**Problem**
Go through the material below and copy all lines with "Biophys".

**Information shown**
----------

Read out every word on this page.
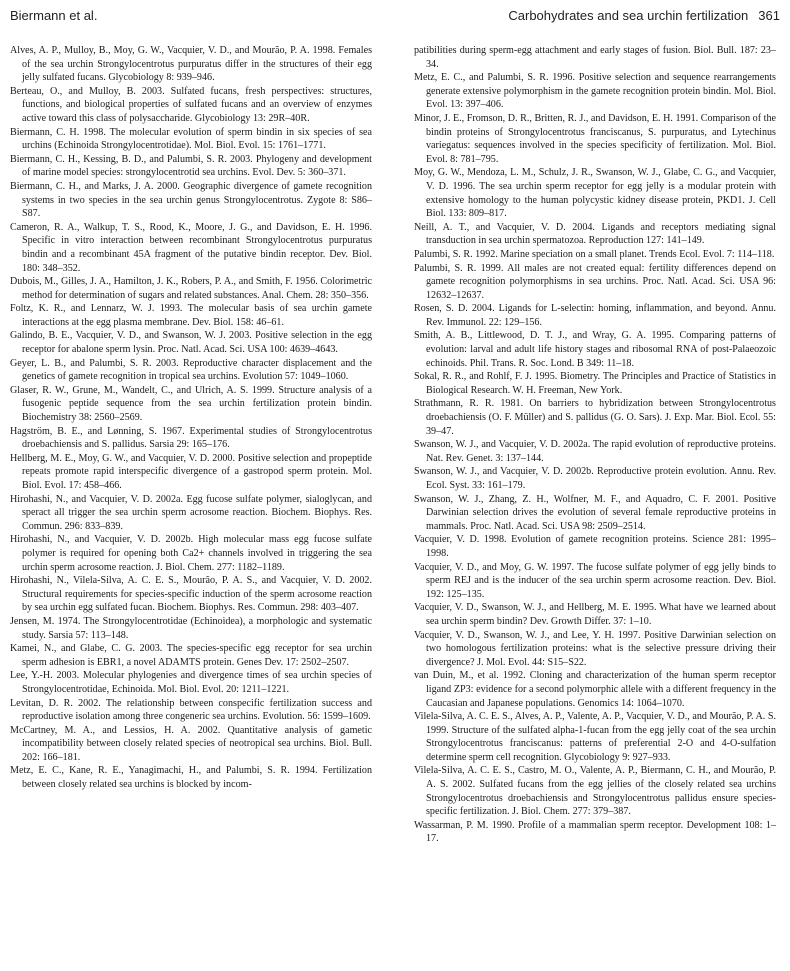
Biermann et al.	Carbohydrates and sea urchin fertilization 361

Alves, A. P., Mulloy, B., Moy, G. W., Vacquier, V. D., and Mourão, P. A. 1998. Females of the sea urchin Strongylocentrotus purpuratus differ in the structures of their egg jelly sulfated fucans. Glycobiology 8: 939–946.

Berteau, O., and Mulloy, B. 2003. Sulfated fucans, fresh perspectives: structures, functions, and biological properties of sulfated fucans and an overview of enzymes active toward this class of polysaccharide. Glycobiology 13: 29R–40R.

Biermann, C. H. 1998. The molecular evolution of sperm bindin in six species of sea urchins (Echinoida Strongylocentrotidae). Mol. Biol. Evol. 15: 1761–1771.

Biermann, C. H., Kessing, B. D., and Palumbi, S. R. 2003. Phylogeny and development of marine model species: strongylocentrotid sea urchins. Evol. Dev. 5: 360–371.

Biermann, C. H., and Marks, J. A. 2000. Geographic divergence of gamete recognition systems in two species in the sea urchin genus Strongylocentrotus. Zygote 8: S86–S87.

Cameron, R. A., Walkup, T. S., Rood, K., Moore, J. G., and Davidson, E. H. 1996. Specific in vitro interaction between recombinant Strongylocentrotus purpuratus bindin and a recombinant 45A fragment of the putative bindin receptor. Dev. Biol. 180: 348–352.

Dubois, M., Gilles, J. A., Hamilton, J. K., Robers, P. A., and Smith, F. 1956. Colorimetric method for determination of sugars and related substances. Anal. Chem. 28: 350–356.

Foltz, K. R., and Lennarz, W. J. 1993. The molecular basis of sea urchin gamete interactions at the egg plasma membrane. Dev. Biol. 158: 46–61.

Galindo, B. E., Vacquier, V. D., and Swanson, W. J. 2003. Positive selection in the egg receptor for abalone sperm lysin. Proc. Natl. Acad. Sci. USA 100: 4639–4643.

Geyer, L. B., and Palumbi, S. R. 2003. Reproductive character displacement and the genetics of gamete recognition in tropical sea urchins. Evolution 57: 1049–1060.

Glaser, R. W., Grune, M., Wandelt, C., and Ulrich, A. S. 1999. Structure analysis of a fusogenic peptide sequence from the sea urchin fertilization protein bindin. Biochemistry 38: 2560–2569.

Hagström, B. E., and Lønning, S. 1967. Experimental studies of Strongylocentrotus droebachiensis and S. pallidus. Sarsia 29: 165–176.

Hellberg, M. E., Moy, G. W., and Vacquier, V. D. 2000. Positive selection and propeptide repeats promote rapid interspecific divergence of a gastropod sperm protein. Mol. Biol. Evol. 17: 458–466.

Hirohashi, N., and Vacquier, V. D. 2002a. Egg fucose sulfate polymer, sialoglycan, and speract all trigger the sea urchin sperm acrosome reaction. Biochem. Biophys. Res. Commun. 296: 833–839.

Hirohashi, N., and Vacquier, V. D. 2002b. High molecular mass egg fucose sulfate polymer is required for opening both Ca2+ channels involved in triggering the sea urchin sperm acrosome reaction. J. Biol. Chem. 277: 1182–1189.

Hirohashi, N., Vilela-Silva, A. C. E. S., Mourão, P. A. S., and Vacquier, V. D. 2002. Structural requirements for species-specific induction of the sperm acrosome reaction by sea urchin egg sulfated fucan. Biochem. Biophys. Res. Commun. 298: 403–407.

Jensen, M. 1974. The Strongylocentrotidae (Echinoidea), a morphologic and systematic study. Sarsia 57: 113–148.

Kamei, N., and Glabe, C. G. 2003. The species-specific egg receptor for sea urchin sperm adhesion is EBR1, a novel ADAMTS protein. Genes Dev. 17: 2502–2507.

Lee, Y.-H. 2003. Molecular phylogenies and divergence times of sea urchin species of Strongylocentrotidae, Echinoida. Mol. Biol. Evol. 20: 1211–1221.

Levitan, D. R. 2002. The relationship between conspecific fertilization success and reproductive isolation among three congeneric sea urchins. Evolution. 56: 1599–1609.

McCartney, M. A., and Lessios, H. A. 2002. Quantitative analysis of gametic incompatibility between closely related species of neotropical sea urchins. Biol. Bull. 202: 166–181.

Metz, E. C., Kane, R. E., Yanagimachi, H., and Palumbi, S. R. 1994. Fertilization between closely related sea urchins is blocked by incom-

patibilities during sperm-egg attachment and early stages of fusion. Biol. Bull. 187: 23–34.

Metz, E. C., and Palumbi, S. R. 1996. Positive selection and sequence rearrangements generate extensive polymorphism in the gamete recognition protein bindin. Mol. Biol. Evol. 13: 397–406.

Minor, J. E., Fromson, D. R., Britten, R. J., and Davidson, E. H. 1991. Comparison of the bindin proteins of Strongylocentrotus franciscanus, S. purpuratus, and Lytechinus variegatus: sequences involved in the species specificity of fertilization. Mol. Biol. Evol. 8: 781–795.

Moy, G. W., Mendoza, L. M., Schulz, J. R., Swanson, W. J., Glabe, C. G., and Vacquier, V. D. 1996. The sea urchin sperm receptor for egg jelly is a modular protein with extensive homology to the human polycystic kidney disease protein, PKD1. J. Cell Biol. 133: 809–817.

Neill, A. T., and Vacquier, V. D. 2004. Ligands and receptors mediating signal transduction in sea urchin spermatozoa. Reproduction 127: 141–149.

Palumbi, S. R. 1992. Marine speciation on a small planet. Trends Ecol. Evol. 7: 114–118.

Palumbi, S. R. 1999. All males are not created equal: fertility differences depend on gamete recognition polymorphisms in sea urchins. Proc. Natl. Acad. Sci. USA 96: 12632–12637.

Rosen, S. D. 2004. Ligands for L-selectin: homing, inflammation, and beyond. Annu. Rev. Immunol. 22: 129–156.

Smith, A. B., Littlewood, D. T. J., and Wray, G. A. 1995. Comparing patterns of evolution: larval and adult life history stages and ribosomal RNA of post-Palaeozoic echinoids. Phil. Trans. R. Soc. Lond. B 349: 11–18.

Sokal, R. R., and Rohlf, F. J. 1995. Biometry. The Principles and Practice of Statistics in Biological Research. W. H. Freeman, New York.

Strathmann, R. R. 1981. On barriers to hybridization between Strongylocentrotus droebachiensis (O. F. Müller) and S. pallidus (G. O. Sars). J. Exp. Mar. Biol. Ecol. 55: 39–47.

Swanson, W. J., and Vacquier, V. D. 2002a. The rapid evolution of reproductive proteins. Nat. Rev. Genet. 3: 137–144.

Swanson, W. J., and Vacquier, V. D. 2002b. Reproductive protein evolution. Annu. Rev. Ecol. Syst. 33: 161–179.

Swanson, W. J., Zhang, Z. H., Wolfner, M. F., and Aquadro, C. F. 2001. Positive Darwinian selection drives the evolution of several female reproductive proteins in mammals. Proc. Natl. Acad. Sci. USA 98: 2509–2514.

Vacquier, V. D. 1998. Evolution of gamete recognition proteins. Science 281: 1995–1998.

Vacquier, V. D., and Moy, G. W. 1997. The fucose sulfate polymer of egg jelly binds to sperm REJ and is the inducer of the sea urchin sperm acrosome reaction. Dev. Biol. 192: 125–135.

Vacquier, V. D., Swanson, W. J., and Hellberg, M. E. 1995. What have we learned about sea urchin sperm bindin? Dev. Growth Differ. 37: 1–10.

Vacquier, V. D., Swanson, W. J., and Lee, Y. H. 1997. Positive Darwinian selection on two homologous fertilization proteins: what is the selective pressure driving their divergence? J. Mol. Evol. 44: S15–S22.

van Duin, M., et al. 1992. Cloning and characterization of the human sperm receptor ligand ZP3: evidence for a second polymorphic allele with a different frequency in the Caucasian and Japanese populations. Genomics 14: 1064–1070.

Vilela-Silva, A. C. E. S., Alves, A. P., Valente, A. P., Vacquier, V. D., and Mourão, P. A. S. 1999. Structure of the sulfated alpha-1-fucan from the egg jelly coat of the sea urchin Strongylocentrotus franciscanus: patterns of preferential 2-O and 4-O-sulfation determine sperm cell recognition. Glycobiology 9: 927–933.

Vilela-Silva, A. C. E. S., Castro, M. O., Valente, A. P., Biermann, C. H., and Mourão, P. A. S. 2002. Sulfated fucans from the egg jellies of the closely related sea urchins Strongylocentrotus droebachiensis and Strongylocentrotus pallidus ensure species-specific fertilization. J. Biol. Chem. 277: 379–387.

Wassarman, P. M. 1990. Profile of a mammalian sperm receptor. Development 108: 1–17.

----------

**Your solution**
Hirohashi, N., and Vacquier, V. D. 2002a. Egg fucose sulfate polymer, sialoglycan, and speract all trigger the sea urchin sperm acrosome reaction. Biochem. Biophys. Res. Commun. 296: 833–839.
Hirohashi, N., Vilela-Silva, A. C. E. S., Mourão, P. A. S., and Vacquier, V. D. 2002. Structural requirements for species-specific induction of the sperm acrosome reaction by sea urchin egg sulfated fucan. Biochem. Biophys. Res. Commun. 298: 403–407.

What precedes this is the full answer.